__Annotated element listings__
------------------------
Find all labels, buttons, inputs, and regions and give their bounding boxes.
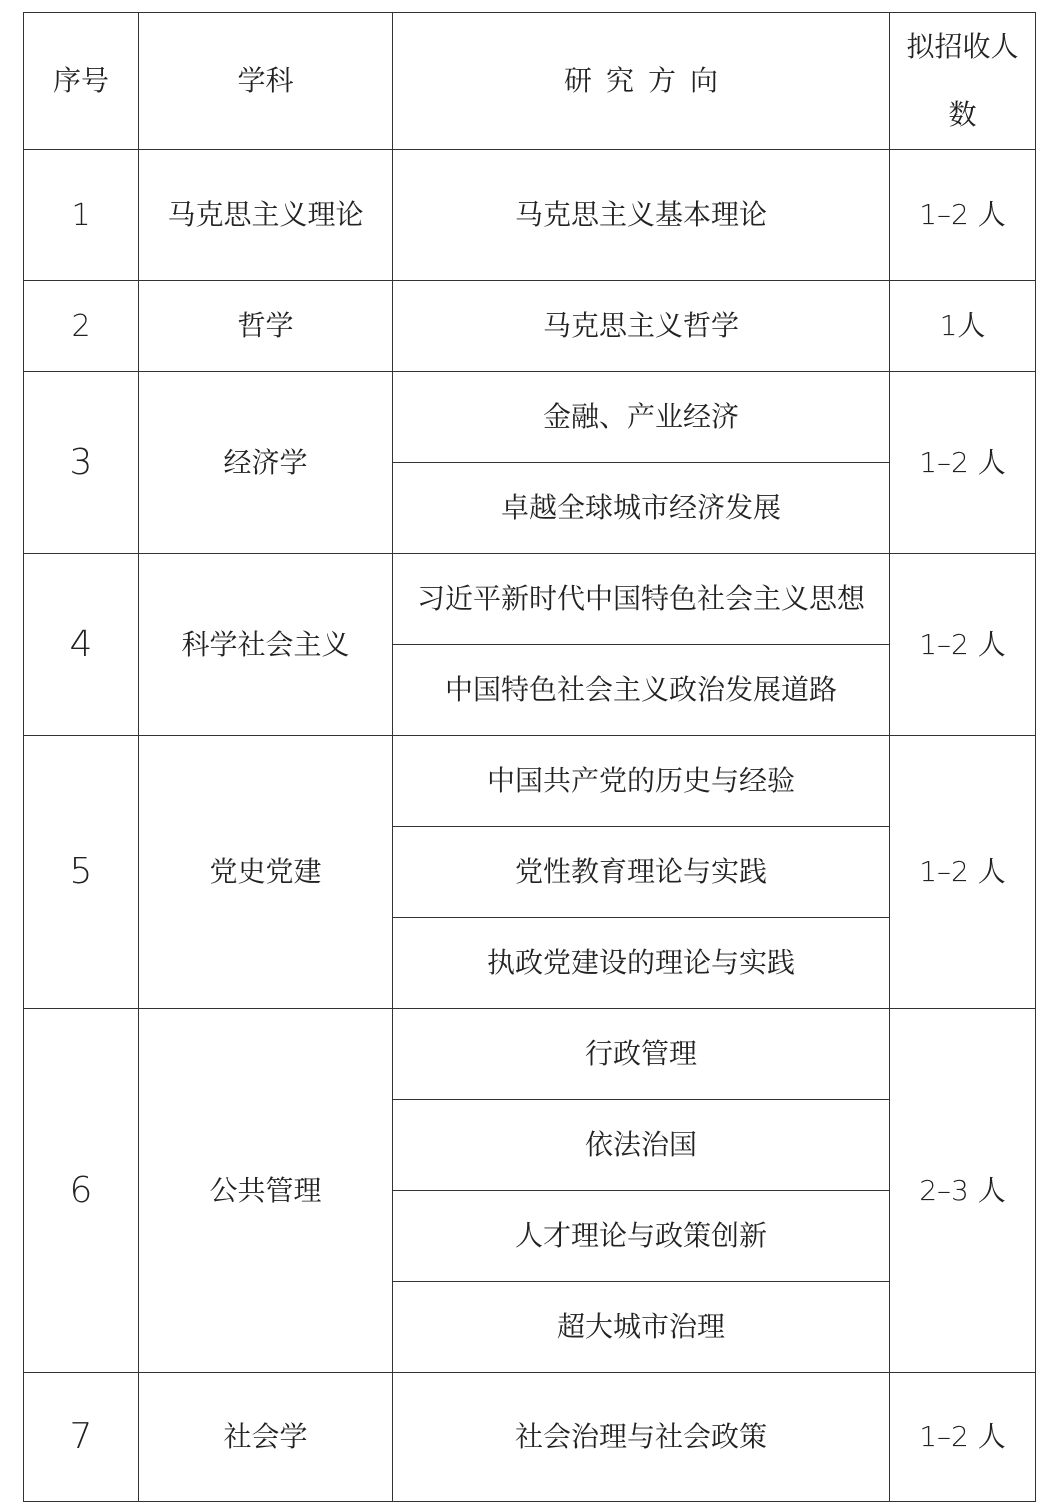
row-count: 1人 (890, 281, 1036, 372)
row-subject: 公共管理 (139, 1009, 393, 1373)
enrollment-table (23, 12, 1036, 1502)
row-direction: 党性教育理论与实践 (393, 827, 890, 918)
row-direction: 马克思主义基本理论 (393, 150, 890, 281)
row-index: 5 (24, 736, 139, 1009)
table-header-row (24, 13, 1036, 150)
row-count: 1–2 人 (890, 736, 1036, 1009)
row-count: 1–2 人 (890, 150, 1036, 281)
header-count-line1: 拟招收人 (906, 30, 1019, 63)
row-direction: 中国特色社会主义政治发展道路 (393, 645, 890, 736)
table-row (24, 1009, 1036, 1100)
header-subject: 学科 (139, 13, 393, 150)
row-direction: 人才理论与政策创新 (393, 1191, 890, 1282)
row-direction: 社会治理与社会政策 (393, 1373, 890, 1502)
table-row (24, 554, 1036, 645)
row-direction: 金融、产业经济 (393, 372, 890, 463)
row-count: 1–2 人 (890, 1373, 1036, 1502)
row-index: 7 (24, 1373, 139, 1502)
row-direction: 马克思主义哲学 (393, 281, 890, 372)
table-row (24, 736, 1036, 827)
header-count-line2: 数 (948, 98, 977, 131)
row-direction: 中国共产党的历史与经验 (393, 736, 890, 827)
table-row (24, 1373, 1036, 1502)
row-subject: 党史党建 (139, 736, 393, 1009)
header-index: 序号 (24, 13, 139, 150)
header-count (890, 13, 1036, 150)
row-index: 6 (24, 1009, 139, 1373)
table-row (24, 281, 1036, 372)
header-direction: 研究方向 (393, 13, 890, 150)
row-subject: 科学社会主义 (139, 554, 393, 736)
row-subject: 经济学 (139, 372, 393, 554)
row-subject: 社会学 (139, 1373, 393, 1502)
row-direction: 习近平新时代中国特色社会主义思想 (393, 554, 890, 645)
row-subject: 哲学 (139, 281, 393, 372)
row-direction: 执政党建设的理论与实践 (393, 918, 890, 1009)
row-index: 1 (24, 150, 139, 281)
row-direction: 超大城市治理 (393, 1282, 890, 1373)
row-count: 1–2 人 (890, 554, 1036, 736)
row-direction: 依法治国 (393, 1100, 890, 1191)
row-index: 3 (24, 372, 139, 554)
table-row (24, 150, 1036, 281)
row-direction: 卓越全球城市经济发展 (393, 463, 890, 554)
table-row (24, 372, 1036, 463)
row-count: 2–3 人 (890, 1009, 1036, 1373)
row-index: 2 (24, 281, 139, 372)
row-direction: 行政管理 (393, 1009, 890, 1100)
row-subject: 马克思主义理论 (139, 150, 393, 281)
row-count: 1–2 人 (890, 372, 1036, 554)
row-index: 4 (24, 554, 139, 736)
------------------------
__DESCRIPTION OF THE TASK__
Reproduce every line of the material above word for word, leaving out the pictures.

__TASK OUTPUT__
Find all labels, buttons, inputs, and regions and give their bounding boxes.
row-count: 1人 (890, 281, 1036, 372)
row-subject: 公共管理 (139, 1009, 393, 1373)
enrollment-table (23, 12, 1036, 1502)
row-direction: 党性教育理论与实践 (393, 827, 890, 918)
row-direction: 马克思主义基本理论 (393, 150, 890, 281)
row-index: 5 (24, 736, 139, 1009)
table-header-row (24, 13, 1036, 150)
row-count: 1–2 人 (890, 736, 1036, 1009)
row-count: 1–2 人 (890, 150, 1036, 281)
header-count-line1: 拟招收人 (906, 30, 1019, 63)
row-direction: 中国特色社会主义政治发展道路 (393, 645, 890, 736)
table-row (24, 1009, 1036, 1100)
header-subject: 学科 (139, 13, 393, 150)
row-direction: 人才理论与政策创新 (393, 1191, 890, 1282)
row-direction: 社会治理与社会政策 (393, 1373, 890, 1502)
table-row (24, 554, 1036, 645)
row-direction: 金融、产业经济 (393, 372, 890, 463)
row-count: 1–2 人 (890, 1373, 1036, 1502)
row-index: 7 (24, 1373, 139, 1502)
row-direction: 马克思主义哲学 (393, 281, 890, 372)
table-row (24, 736, 1036, 827)
header-count-line2: 数 (948, 98, 977, 131)
row-direction: 中国共产党的历史与经验 (393, 736, 890, 827)
table-row (24, 1373, 1036, 1502)
row-subject: 党史党建 (139, 736, 393, 1009)
header-index: 序号 (24, 13, 139, 150)
header-count (890, 13, 1036, 150)
row-index: 6 (24, 1009, 139, 1373)
table-row (24, 281, 1036, 372)
header-direction: 研究方向 (393, 13, 890, 150)
row-subject: 科学社会主义 (139, 554, 393, 736)
row-subject: 经济学 (139, 372, 393, 554)
row-subject: 社会学 (139, 1373, 393, 1502)
row-direction: 习近平新时代中国特色社会主义思想 (393, 554, 890, 645)
row-subject: 哲学 (139, 281, 393, 372)
row-direction: 执政党建设的理论与实践 (393, 918, 890, 1009)
row-index: 1 (24, 150, 139, 281)
row-direction: 超大城市治理 (393, 1282, 890, 1373)
row-count: 1–2 人 (890, 554, 1036, 736)
row-direction: 依法治国 (393, 1100, 890, 1191)
row-index: 3 (24, 372, 139, 554)
table-row (24, 150, 1036, 281)
row-direction: 卓越全球城市经济发展 (393, 463, 890, 554)
table-row (24, 372, 1036, 463)
row-count: 2–3 人 (890, 1009, 1036, 1373)
row-index: 2 (24, 281, 139, 372)
row-direction: 行政管理 (393, 1009, 890, 1100)
row-subject: 马克思主义理论 (139, 150, 393, 281)
row-count: 1–2 人 (890, 372, 1036, 554)
row-index: 4 (24, 554, 139, 736)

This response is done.